Start of Records shown
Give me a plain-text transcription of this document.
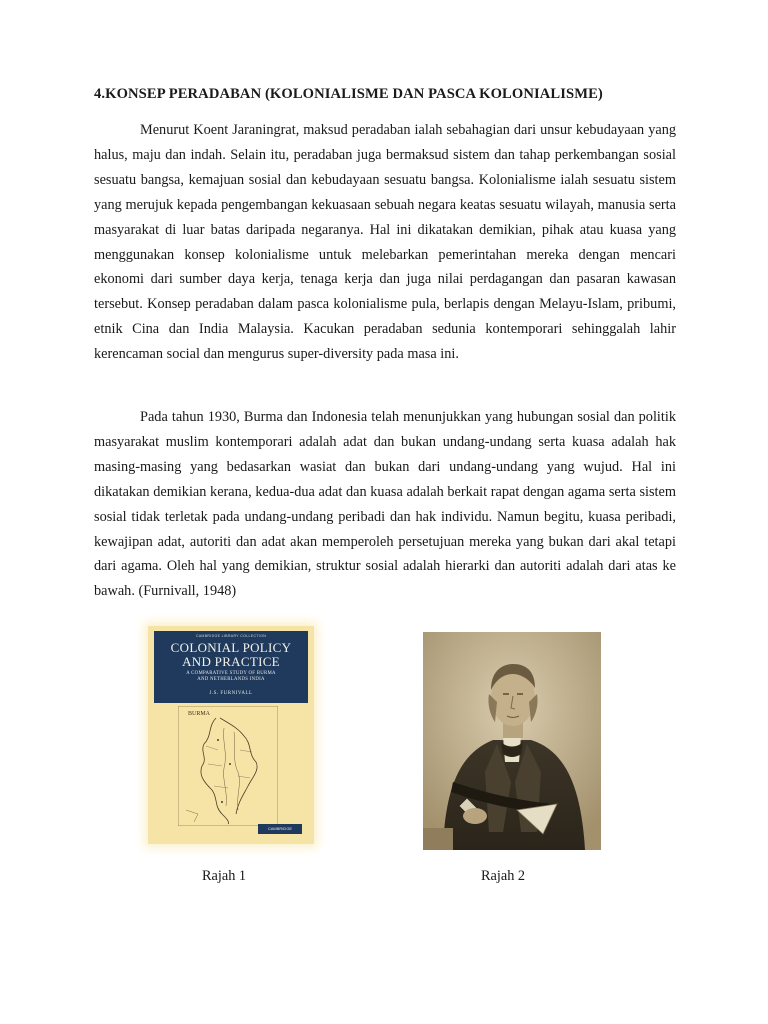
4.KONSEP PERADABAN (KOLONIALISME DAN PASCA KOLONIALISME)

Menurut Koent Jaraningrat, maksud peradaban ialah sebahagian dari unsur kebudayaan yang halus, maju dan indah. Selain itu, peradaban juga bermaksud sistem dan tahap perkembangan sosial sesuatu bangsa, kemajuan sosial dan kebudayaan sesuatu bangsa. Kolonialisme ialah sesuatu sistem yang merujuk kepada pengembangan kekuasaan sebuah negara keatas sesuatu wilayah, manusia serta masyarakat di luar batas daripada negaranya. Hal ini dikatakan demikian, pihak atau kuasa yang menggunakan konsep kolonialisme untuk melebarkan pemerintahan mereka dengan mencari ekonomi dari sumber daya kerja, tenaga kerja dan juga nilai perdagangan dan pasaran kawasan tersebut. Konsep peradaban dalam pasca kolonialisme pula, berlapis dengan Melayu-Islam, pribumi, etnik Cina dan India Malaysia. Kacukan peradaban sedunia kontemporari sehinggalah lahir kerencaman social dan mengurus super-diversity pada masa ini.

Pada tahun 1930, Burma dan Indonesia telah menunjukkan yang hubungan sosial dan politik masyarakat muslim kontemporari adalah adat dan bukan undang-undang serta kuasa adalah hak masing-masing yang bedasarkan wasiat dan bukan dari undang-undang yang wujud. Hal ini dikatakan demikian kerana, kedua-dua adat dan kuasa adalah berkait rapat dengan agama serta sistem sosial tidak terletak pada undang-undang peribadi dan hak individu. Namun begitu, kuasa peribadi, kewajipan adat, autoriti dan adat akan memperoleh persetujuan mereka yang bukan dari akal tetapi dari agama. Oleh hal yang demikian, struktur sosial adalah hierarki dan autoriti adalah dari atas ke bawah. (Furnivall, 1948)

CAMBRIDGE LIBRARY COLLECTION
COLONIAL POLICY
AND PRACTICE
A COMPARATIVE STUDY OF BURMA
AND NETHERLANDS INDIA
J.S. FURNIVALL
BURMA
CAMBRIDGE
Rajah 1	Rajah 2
End of Records shown
Give the data above again in full and unchanged, skipping the pictures.

▶ [Task output]:
Give me a plain-text transcription of this document.
4.KONSEP PERADABAN (KOLONIALISME DAN PASCA KOLONIALISME)

Menurut Koent Jaraningrat, maksud peradaban ialah sebahagian dari unsur kebudayaan yang halus, maju dan indah. Selain itu, peradaban juga bermaksud sistem dan tahap perkembangan sosial sesuatu bangsa, kemajuan sosial dan kebudayaan sesuatu bangsa. Kolonialisme ialah sesuatu sistem yang merujuk kepada pengembangan kekuasaan sebuah negara keatas sesuatu wilayah, manusia serta masyarakat di luar batas daripada negaranya. Hal ini dikatakan demikian, pihak atau kuasa yang menggunakan konsep kolonialisme untuk melebarkan pemerintahan mereka dengan mencari ekonomi dari sumber daya kerja, tenaga kerja dan juga nilai perdagangan dan pasaran kawasan tersebut. Konsep peradaban dalam pasca kolonialisme pula, berlapis dengan Melayu-Islam, pribumi, etnik Cina dan India Malaysia. Kacukan peradaban sedunia kontemporari sehinggalah lahir kerencaman social dan mengurus super-diversity pada masa ini.

Pada tahun 1930, Burma dan Indonesia telah menunjukkan yang hubungan sosial dan politik masyarakat muslim kontemporari adalah adat dan bukan undang-undang serta kuasa adalah hak masing-masing yang bedasarkan wasiat dan bukan dari undang-undang yang wujud. Hal ini dikatakan demikian kerana, kedua-dua adat dan kuasa adalah berkait rapat dengan agama serta sistem sosial tidak terletak pada undang-undang peribadi dan hak individu. Namun begitu, kuasa peribadi, kewajipan adat, autoriti dan adat akan memperoleh persetujuan mereka yang bukan dari akal tetapi dari agama. Oleh hal yang demikian, struktur sosial adalah hierarki dan autoriti adalah dari atas ke bawah. (Furnivall, 1948)

CAMBRIDGE LIBRARY COLLECTION
COLONIAL POLICY
AND PRACTICE
A COMPARATIVE STUDY OF BURMA
AND NETHERLANDS INDIA
J.S. FURNIVALL
BURMA
CAMBRIDGE
Rajah 1	Rajah 2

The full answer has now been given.